Reproduce the records below in full and without edits, omitting images.
#####
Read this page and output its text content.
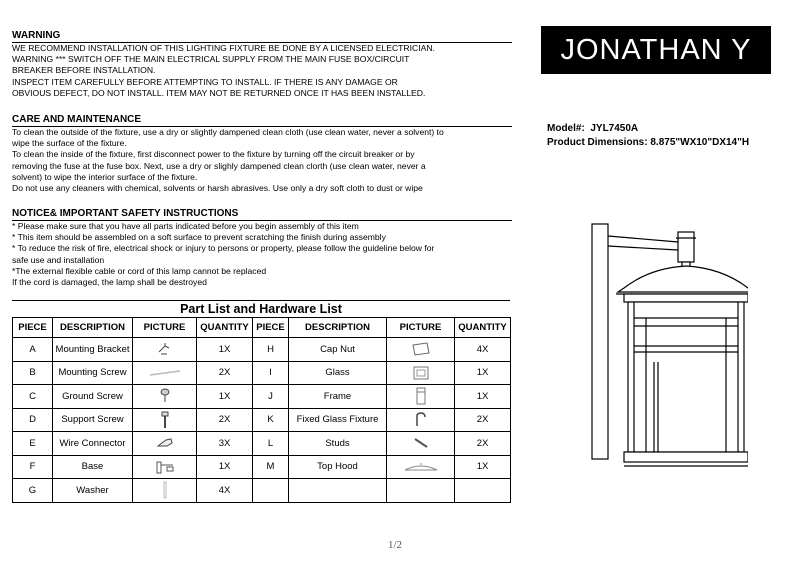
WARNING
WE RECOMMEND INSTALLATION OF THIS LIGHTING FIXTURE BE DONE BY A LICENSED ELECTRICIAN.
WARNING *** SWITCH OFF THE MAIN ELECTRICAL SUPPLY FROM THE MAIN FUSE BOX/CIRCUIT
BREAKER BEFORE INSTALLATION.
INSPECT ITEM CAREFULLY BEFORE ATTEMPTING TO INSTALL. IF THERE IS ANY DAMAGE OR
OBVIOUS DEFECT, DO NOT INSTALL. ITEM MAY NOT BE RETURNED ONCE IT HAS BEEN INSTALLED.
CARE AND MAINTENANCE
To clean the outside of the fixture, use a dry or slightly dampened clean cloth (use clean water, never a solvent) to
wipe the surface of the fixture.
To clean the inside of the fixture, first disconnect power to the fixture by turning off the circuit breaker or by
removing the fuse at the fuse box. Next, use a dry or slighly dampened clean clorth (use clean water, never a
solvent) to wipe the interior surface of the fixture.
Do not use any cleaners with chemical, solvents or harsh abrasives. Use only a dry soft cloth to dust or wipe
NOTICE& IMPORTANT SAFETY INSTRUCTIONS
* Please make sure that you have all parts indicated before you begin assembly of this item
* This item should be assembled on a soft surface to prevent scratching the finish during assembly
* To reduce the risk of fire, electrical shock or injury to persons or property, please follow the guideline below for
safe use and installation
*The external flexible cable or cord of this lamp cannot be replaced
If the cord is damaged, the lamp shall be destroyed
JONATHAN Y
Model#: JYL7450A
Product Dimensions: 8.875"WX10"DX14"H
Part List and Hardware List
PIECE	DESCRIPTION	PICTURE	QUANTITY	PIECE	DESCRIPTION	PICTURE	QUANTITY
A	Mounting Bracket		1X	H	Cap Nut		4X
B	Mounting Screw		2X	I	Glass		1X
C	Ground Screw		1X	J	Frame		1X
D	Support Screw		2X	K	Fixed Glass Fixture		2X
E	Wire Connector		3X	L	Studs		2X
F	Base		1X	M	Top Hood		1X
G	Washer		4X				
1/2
#####
● **Solution**
Read this page and output its text content.
WARNING
WE RECOMMEND INSTALLATION OF THIS LIGHTING FIXTURE BE DONE BY A LICENSED ELECTRICIAN.
WARNING *** SWITCH OFF THE MAIN ELECTRICAL SUPPLY FROM THE MAIN FUSE BOX/CIRCUIT
BREAKER BEFORE INSTALLATION.
INSPECT ITEM CAREFULLY BEFORE ATTEMPTING TO INSTALL. IF THERE IS ANY DAMAGE OR
OBVIOUS DEFECT, DO NOT INSTALL. ITEM MAY NOT BE RETURNED ONCE IT HAS BEEN INSTALLED.
CARE AND MAINTENANCE
To clean the outside of the fixture, use a dry or slightly dampened clean cloth (use clean water, never a solvent) to
wipe the surface of the fixture.
To clean the inside of the fixture, first disconnect power to the fixture by turning off the circuit breaker or by
removing the fuse at the fuse box. Next, use a dry or slighly dampened clean clorth (use clean water, never a
solvent) to wipe the interior surface of the fixture.
Do not use any cleaners with chemical, solvents or harsh abrasives. Use only a dry soft cloth to dust or wipe
NOTICE& IMPORTANT SAFETY INSTRUCTIONS
* Please make sure that you have all parts indicated before you begin assembly of this item
* This item should be assembled on a soft surface to prevent scratching the finish during assembly
* To reduce the risk of fire, electrical shock or injury to persons or property, please follow the guideline below for
safe use and installation
*The external flexible cable or cord of this lamp cannot be replaced
If the cord is damaged, the lamp shall be destroyed
JONATHAN Y
Model#: JYL7450A
Product Dimensions: 8.875"WX10"DX14"H
Part List and Hardware List
PIECE	DESCRIPTION	PICTURE	QUANTITY	PIECE	DESCRIPTION	PICTURE	QUANTITY
A	Mounting Bracket		1X	H	Cap Nut		4X
B	Mounting Screw		2X	I	Glass		1X
C	Ground Screw		1X	J	Frame		1X
D	Support Screw		2X	K	Fixed Glass Fixture		2X
E	Wire Connector		3X	L	Studs		2X
F	Base		1X	M	Top Hood		1X
G	Washer		4X				
1/2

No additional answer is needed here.